---------- Dataset ----------
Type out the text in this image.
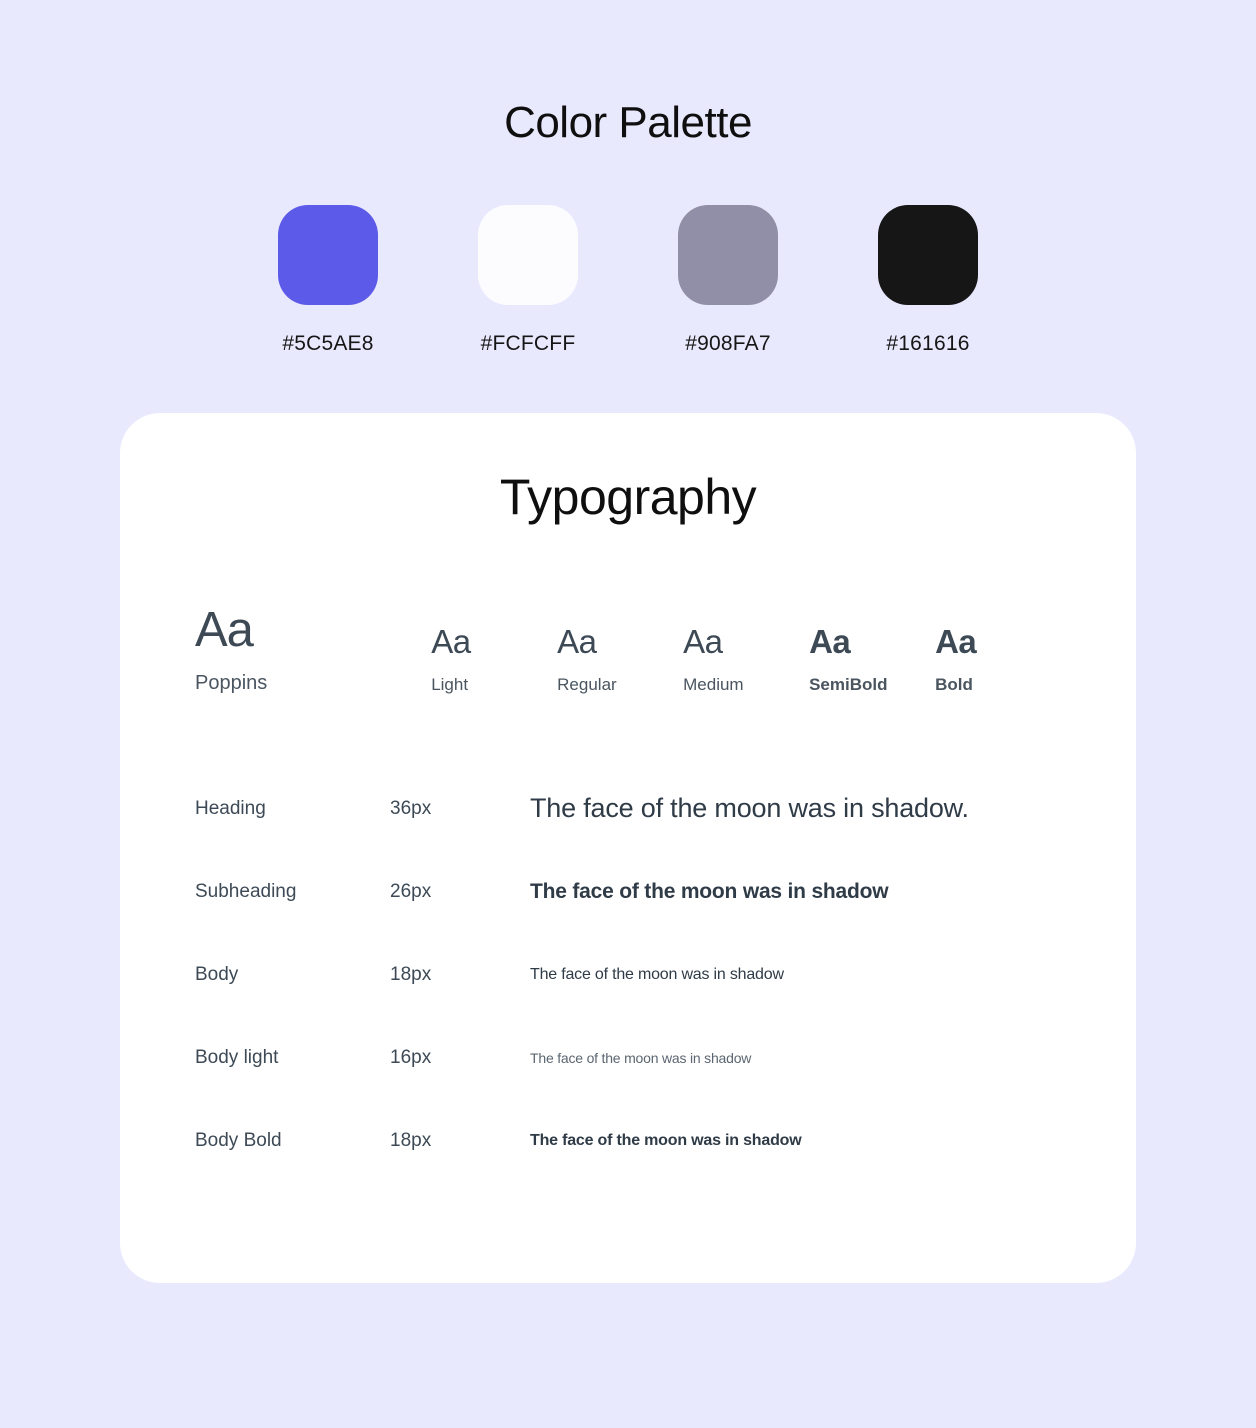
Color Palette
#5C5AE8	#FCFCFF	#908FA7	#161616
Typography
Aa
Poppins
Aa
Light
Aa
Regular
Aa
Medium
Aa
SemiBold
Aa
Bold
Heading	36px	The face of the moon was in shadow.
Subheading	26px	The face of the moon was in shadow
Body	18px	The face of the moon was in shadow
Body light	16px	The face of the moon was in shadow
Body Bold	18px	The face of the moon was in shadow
----------
Omit every picture, and otherwise quote the entries exactly.

Type out the text in this image.
Color Palette
#5C5AE8	#FCFCFF	#908FA7	#161616
Typography
Aa
Poppins
Aa
Light
Aa
Regular
Aa
Medium
Aa
SemiBold
Aa
Bold
Heading	36px	The face of the moon was in shadow.
Subheading	26px	The face of the moon was in shadow
Body	18px	The face of the moon was in shadow
Body light	16px	The face of the moon was in shadow
Body Bold	18px	The face of the moon was in shadow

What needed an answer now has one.